++++ Trecho do texto ++++
Por toda a pré-história e até bem recentemente a existência humana esteve diretamente associada a diligentes esforços de provimento da vida a cada dia. Na maior parte desse tempo o curso dessas ações de manutenção da vida tinham caráter inato e instintivo.
Somente com o surgimento de práticas elaboradas de caça e coleta e, mais intensamente, com a agricultura, o aprendizado somou-se aos hábitos instintivos, passando a configurar a ideia social de trabalho como modo de prover e caracterizar a existência e as culturas humanas.
Com o surgimento das civilizações pudemos observar a elaboração de sistemas complexos de articulação das diversas formas de trabalho numa máquina de provimento de abrigo, segurança e alimentação para as populações de cada agrupamento humano. Mas, foi com o advento da revolução industrial que o provimento da subsistência quotidiana passou a depender de sistemas dinâmicos e integrados de manutenção da vida e caracterização cultural da existência humana.
No decorrer do século XX foi possível observar a transformação do mundo do trabalho através da vertiginosa aceleração da mecanização e automatização dos processos de produção de bens e serviços necessários a manutenção da vida e dos modos de vida. Lentamente a sociedade hiper industrializada vai tomando o lugar residual dos modos de vida tradicionais em todo o planeta.
Entretanto, a revolução tecnológica não muda apenas o imemorial modo de vida humana. Ela também revoluciona a si mesma. O trabalho, como signo da produção de serviços e bens, é submetido a redução do mercado de bens simbólicos ao valor monetário. Tudo é, em última instância, moeda no hipercapitalismo em que estamos mergulhando nesse início de século.
Sistemas complexos e multidisciplinares como os sistemas de saúde estão sendo amplamente afetados pela eclosão de novas tecnologias.
Vejamos um exemplo concreto:
Uma intervenção num processo hemorrágico implica numa série de averiguações diagnósticas relacionadas a identificação de sua causa ou causas.
Num caso muito específico, e raro,de hemorragia bucal, todos os parâmetros mantêm-se normais. Mesmo assim, os episódios hemorrágicos permanecem. Vários médicos investigam, sem sucesso, as causas. O grupo de especialistas trata as consequências com várias estratégias clínicas, incluindo massivas transfusões de sangue.
A cada batalha o grupo de especialistas vê seu paciente piorando, avançando na iminência da confirmação do prognóstico mórbido, sem que uma explicação definitiva para a causa das hemorragias seja encontrada.
Num expediente desesperado a intervenção de um cirurgião dentista é requisitada. Finalmente, uma fratura no maxilar inferior do paciente é detectada. É essa fratura que causa, intermitentemente, a ruptura de uma artéria. A causa é identificada no último momento em que a recuperação do paciente ainda era possível.
++++ Material fornecido ++++
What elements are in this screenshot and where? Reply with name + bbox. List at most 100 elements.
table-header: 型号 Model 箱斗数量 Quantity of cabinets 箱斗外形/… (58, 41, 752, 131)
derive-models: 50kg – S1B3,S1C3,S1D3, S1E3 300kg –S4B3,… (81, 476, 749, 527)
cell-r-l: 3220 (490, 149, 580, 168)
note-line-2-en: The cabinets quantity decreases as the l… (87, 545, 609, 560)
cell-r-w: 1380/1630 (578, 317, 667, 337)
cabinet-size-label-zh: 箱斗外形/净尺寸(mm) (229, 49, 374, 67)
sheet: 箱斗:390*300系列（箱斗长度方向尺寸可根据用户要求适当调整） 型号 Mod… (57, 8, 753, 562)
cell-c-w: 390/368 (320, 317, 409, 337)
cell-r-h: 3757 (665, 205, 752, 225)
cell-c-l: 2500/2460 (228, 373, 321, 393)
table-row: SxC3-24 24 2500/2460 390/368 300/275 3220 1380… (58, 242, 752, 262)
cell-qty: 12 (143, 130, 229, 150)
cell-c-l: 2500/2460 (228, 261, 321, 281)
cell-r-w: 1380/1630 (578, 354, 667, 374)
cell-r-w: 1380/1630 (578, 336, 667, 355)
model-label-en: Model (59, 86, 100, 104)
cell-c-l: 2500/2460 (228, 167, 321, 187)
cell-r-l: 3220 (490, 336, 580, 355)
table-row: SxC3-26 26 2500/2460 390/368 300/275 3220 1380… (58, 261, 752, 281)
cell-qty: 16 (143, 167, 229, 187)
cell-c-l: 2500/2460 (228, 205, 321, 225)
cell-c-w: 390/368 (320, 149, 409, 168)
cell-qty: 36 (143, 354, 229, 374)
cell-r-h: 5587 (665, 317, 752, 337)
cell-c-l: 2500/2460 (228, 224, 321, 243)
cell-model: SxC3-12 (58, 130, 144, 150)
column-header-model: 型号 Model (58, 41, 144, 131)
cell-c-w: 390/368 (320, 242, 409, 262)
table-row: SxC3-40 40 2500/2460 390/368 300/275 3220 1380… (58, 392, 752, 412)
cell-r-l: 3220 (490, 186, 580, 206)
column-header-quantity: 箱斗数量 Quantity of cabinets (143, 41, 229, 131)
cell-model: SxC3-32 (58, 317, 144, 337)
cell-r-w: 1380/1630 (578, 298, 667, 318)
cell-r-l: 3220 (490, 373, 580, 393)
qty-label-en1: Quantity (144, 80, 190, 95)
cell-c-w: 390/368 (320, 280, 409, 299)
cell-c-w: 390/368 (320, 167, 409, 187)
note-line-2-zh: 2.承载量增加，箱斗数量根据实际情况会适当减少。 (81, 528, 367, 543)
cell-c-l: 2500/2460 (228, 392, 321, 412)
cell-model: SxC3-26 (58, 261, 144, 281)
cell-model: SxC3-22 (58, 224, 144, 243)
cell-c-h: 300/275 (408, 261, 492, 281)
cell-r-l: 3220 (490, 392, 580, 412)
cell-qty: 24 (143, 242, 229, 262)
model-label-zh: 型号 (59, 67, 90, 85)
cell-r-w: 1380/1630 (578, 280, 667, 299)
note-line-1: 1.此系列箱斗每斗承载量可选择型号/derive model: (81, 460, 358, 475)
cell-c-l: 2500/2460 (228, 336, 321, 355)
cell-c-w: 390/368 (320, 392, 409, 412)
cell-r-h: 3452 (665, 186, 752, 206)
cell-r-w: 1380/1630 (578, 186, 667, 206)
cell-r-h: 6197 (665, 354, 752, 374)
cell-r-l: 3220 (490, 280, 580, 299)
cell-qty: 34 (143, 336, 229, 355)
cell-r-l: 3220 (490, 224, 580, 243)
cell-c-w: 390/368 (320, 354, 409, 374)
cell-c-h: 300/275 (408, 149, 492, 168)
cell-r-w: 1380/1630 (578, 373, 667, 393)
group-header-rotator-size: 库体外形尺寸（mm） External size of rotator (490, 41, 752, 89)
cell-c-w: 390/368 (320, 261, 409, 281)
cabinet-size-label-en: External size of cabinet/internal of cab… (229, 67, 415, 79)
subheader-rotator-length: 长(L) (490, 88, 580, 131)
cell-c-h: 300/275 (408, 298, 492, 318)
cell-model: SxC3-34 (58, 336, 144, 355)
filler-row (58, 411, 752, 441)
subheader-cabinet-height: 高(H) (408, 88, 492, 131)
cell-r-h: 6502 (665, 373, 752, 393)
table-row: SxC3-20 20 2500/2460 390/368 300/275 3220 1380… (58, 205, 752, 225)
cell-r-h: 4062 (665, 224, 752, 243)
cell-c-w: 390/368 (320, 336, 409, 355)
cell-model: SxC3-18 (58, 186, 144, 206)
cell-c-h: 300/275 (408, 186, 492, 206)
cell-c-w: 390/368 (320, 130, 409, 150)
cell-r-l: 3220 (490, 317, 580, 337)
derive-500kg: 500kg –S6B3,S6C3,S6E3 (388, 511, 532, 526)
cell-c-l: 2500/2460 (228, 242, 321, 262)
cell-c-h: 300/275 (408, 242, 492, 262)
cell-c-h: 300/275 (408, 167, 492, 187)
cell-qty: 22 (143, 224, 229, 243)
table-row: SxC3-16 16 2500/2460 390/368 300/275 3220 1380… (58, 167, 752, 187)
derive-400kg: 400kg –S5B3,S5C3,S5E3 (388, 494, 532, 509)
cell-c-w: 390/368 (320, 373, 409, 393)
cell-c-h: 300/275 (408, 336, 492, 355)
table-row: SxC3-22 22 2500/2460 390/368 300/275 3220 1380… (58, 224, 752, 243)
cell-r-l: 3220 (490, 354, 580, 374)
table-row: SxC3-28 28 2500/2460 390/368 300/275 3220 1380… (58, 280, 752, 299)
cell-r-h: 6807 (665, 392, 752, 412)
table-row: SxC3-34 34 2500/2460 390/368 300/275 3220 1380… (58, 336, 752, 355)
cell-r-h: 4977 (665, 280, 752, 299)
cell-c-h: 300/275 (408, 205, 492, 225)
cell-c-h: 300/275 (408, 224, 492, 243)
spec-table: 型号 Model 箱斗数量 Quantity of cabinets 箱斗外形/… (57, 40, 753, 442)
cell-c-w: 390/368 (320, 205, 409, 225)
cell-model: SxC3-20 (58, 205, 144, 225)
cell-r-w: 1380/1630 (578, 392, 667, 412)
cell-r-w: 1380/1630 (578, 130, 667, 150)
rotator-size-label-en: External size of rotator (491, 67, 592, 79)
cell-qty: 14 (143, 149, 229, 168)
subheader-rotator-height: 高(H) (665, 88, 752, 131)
++++
Prossiga com o texto sobre trabalho e novas tecnologias, começando logo após a última frase apresentada.

> _Resposta escrita_
O dr. House, protagonista do seriado médico famoso, afirma em um episódio, que especialistas em enigmas diagnósticos raros irão matar alguns pacientes que seriam salvos por clínicos gerais executando protocolos simples e estatisticamente muito eficientes. Por outro lado, ele diz que esses especialistas irão salvar milhares de pacientes com doenças raras que nenhum clínico geral estaria em condições de ajudar.
Atualmente, fica cada vez mais evidente que a utilização de sistemas computacionais cognitivos podem acessar gigantescos bancos de dados e processar respostas eficientes para orientar especialistas médicos na resolução de mistérios como o do exemplo descrito acima.
O caso clínico descrito primeiro e a cena do seriado de TV citado depois são ótimos para explicar as profundas transformações no mundo do trabalho, não apenas para operários mas também para engenheiros, médicos, advogados e muitos outros especialistas. A eficácia de sistemas computacionais cognitivos, no entanto, não pode significar uma depreciação do valor dos seres humanos.
A pior análise desse fenômeno é a que emerge da teoria do liberalismo econômico. De modo imediato, eles percebem, na utilização da tecnologia do século XXI, uma depreciação monetária do valor do trabalho braçal e intelectual. Isso resultaria numa depreciação da própria existência humana
A onda de desregulamentação do mercado de trabalho se deve a uma leitura equivocada dos efeitos dos incrementos tecnológicos no potencial humano de provimento da vida e da existência humana. A proposta do ministro da saúde da Inglaterra de empregar enfermeiros a partir do uso de aplicativos do tipo Uber é um sintoma dessa precipitada suposição da depreciação do valor monetário do trabalho técnico científico.
Jamais existiram civilizações com tantos recursos para eliminar as mazelas humanas e sociais como agora. No entanto, a elite dos donos do gigantesco capital mundial acumulado no sistema financeiro, só enxergam a oportunidade de intensificar o nível de exploração do trabalho e a exclusão da maioria da população do acesso aos bens de civilização.